EXERCISE GOAL - Pick up the write-up on Klarna's shopping project after its last sentence and keep it going.

PASSAGE -
══════════════════════════════

Leveraging the insight, we targeted the community that consumes content from the movement. The result was a compelling, well-crafted software met with a creative campaign. We have reached millions of people both within and outside the drag community.

k13
k14

Results

Wish List

Number of wish-listed items in the first month of launch

2 million items

k15
Shopping

Number of users who successfully purchased with a One-time card in the first month of launch

1 million users

k16
In-app Browser

Time at checkout from shopping bag to the point of purchase

~2 minute > ~18 seconds

k17
Klarna Strategy

After the success of the Shopping project in the US, Klarna evolved from Smoooth Payments to Smoooth Shopping. This rebranding, along with a surge in millions of new customers in US, attracted thousands of merchants to integrate Klarna's payment solutions.

The US market has since emerged as Klarna's largest. The successful strategy for US market expansion served as a blueprint for entering new markets.

k18
Challenges

Alignment within Klarna

Navigating Klarna's transition towards direct-to-consumer offerings posed unique challenges due to the experimental nature of these products and the absence of a definitive business roadmap.

Despite strong intuition guiding the management's decisions, influencing C-level executives was crucial in the middle of the uncertainty, making this project exceptionally difficult compared to other projects at that time.

Engineering quality

Design polishing often get deprioritised the closer the team gets to launch, functional bugs often took the priority.

══════════════════════════════

[Records from a collection]
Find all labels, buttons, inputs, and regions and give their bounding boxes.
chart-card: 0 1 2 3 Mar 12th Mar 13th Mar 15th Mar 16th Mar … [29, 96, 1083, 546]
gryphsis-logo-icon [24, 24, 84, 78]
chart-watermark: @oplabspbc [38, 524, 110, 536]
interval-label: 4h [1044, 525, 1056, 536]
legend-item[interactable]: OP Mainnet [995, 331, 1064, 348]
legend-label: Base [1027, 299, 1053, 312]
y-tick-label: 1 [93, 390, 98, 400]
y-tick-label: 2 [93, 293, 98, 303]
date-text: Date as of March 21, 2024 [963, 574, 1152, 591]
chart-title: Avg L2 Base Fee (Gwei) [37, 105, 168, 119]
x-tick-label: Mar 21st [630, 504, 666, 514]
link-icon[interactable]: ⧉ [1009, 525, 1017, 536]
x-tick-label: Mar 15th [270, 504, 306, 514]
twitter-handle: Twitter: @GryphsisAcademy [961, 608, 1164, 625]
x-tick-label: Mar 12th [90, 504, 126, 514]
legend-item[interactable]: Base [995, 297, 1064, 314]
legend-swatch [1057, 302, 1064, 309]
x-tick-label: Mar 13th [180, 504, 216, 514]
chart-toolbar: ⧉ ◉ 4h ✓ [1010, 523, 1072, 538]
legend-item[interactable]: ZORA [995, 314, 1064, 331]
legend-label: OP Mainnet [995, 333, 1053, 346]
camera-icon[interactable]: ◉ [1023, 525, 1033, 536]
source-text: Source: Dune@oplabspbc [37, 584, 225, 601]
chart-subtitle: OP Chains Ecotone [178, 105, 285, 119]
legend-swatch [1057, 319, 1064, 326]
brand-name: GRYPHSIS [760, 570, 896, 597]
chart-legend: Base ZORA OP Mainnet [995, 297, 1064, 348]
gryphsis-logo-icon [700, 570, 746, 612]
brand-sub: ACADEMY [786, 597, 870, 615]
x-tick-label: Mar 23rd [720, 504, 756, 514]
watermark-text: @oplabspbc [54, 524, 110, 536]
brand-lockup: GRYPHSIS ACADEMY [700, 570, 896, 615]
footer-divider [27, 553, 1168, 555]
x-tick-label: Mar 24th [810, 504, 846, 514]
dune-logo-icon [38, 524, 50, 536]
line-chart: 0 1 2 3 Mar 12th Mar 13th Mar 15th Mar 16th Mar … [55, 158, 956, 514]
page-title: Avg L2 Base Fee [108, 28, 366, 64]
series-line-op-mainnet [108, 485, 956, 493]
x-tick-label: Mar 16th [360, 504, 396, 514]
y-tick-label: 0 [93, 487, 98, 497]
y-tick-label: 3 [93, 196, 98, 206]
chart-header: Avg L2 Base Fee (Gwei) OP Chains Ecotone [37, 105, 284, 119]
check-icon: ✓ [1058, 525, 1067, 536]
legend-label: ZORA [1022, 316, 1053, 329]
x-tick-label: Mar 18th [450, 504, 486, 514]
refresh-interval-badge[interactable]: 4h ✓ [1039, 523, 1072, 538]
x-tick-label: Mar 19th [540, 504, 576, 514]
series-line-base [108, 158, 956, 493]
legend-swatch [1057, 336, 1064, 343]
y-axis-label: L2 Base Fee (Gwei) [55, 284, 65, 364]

══════════════════════════════

ANSWER TO THE EXERCISE -
Recognising this as a team ritual gap, I implemented a weekly design quality reviews. Understanding each engineer's interests allowed me to delegate tasks effectively, leading to swift and precise resolutions. The outcome was a highly polished, world class experience.

Retrospective

Communicate more broadly

Early collaboration with other product teams is critical to the broader ecosystem impact.

Initially, we got some pushback from payment and merchant teams due to concerns that Shopping is superseding their products. This resulted in affecting our collaboration efforts in the early stages.

Early open communications could have mitigated these perceptions.

After

Klarna Card

Following the successful launches, I was offered to lead the design of Klarna's consumer-facing card products, seen as a natural next step of the Shopping initiative.

As a Design Group Lead, I laid the groundwork for a scalable design framework, collaborated closely on strategy with Product and Engineering leaders, and expanded the team by hiring 8 new product designers, 1 content designer and 1 researcher.

One of our most notable achievements was the Klarna Card experience. Today, Klarna Card stands as a flagship consumer product, with tens of millions of users monthly.